## Short exercise
Below are some records; give them all again exactly, but not the pictures.

* * * * *

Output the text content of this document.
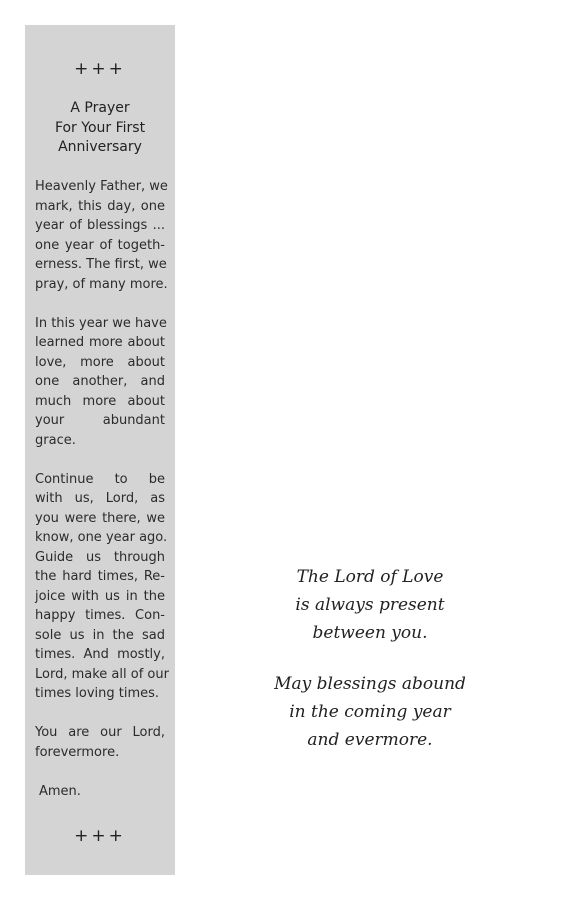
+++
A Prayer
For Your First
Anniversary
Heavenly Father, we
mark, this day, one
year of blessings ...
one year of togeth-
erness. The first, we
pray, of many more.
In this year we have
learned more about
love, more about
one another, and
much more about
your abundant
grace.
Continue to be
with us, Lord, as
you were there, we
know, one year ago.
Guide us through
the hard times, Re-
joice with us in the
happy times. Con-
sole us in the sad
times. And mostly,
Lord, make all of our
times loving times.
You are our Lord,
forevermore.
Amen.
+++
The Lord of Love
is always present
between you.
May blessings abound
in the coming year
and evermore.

* * * * *

## Output for this exercise
Output the text content of this document.
+++
A Prayer
For Your First
Anniversary
Heavenly Father, we
mark, this day, one
year of blessings ...
one year of togeth-
erness. The first, we
pray, of many more.
In this year we have
learned more about
love, more about
one another, and
much more about
your abundant
grace.
Continue to be
with us, Lord, as
you were there, we
know, one year ago.
Guide us through
the hard times, Re-
joice with us in the
happy times. Con-
sole us in the sad
times. And mostly,
Lord, make all of our
times loving times.
You are our Lord,
forevermore.
Amen.
+++
The Lord of Love
is always present
between you.
May blessings abound
in the coming year
and evermore.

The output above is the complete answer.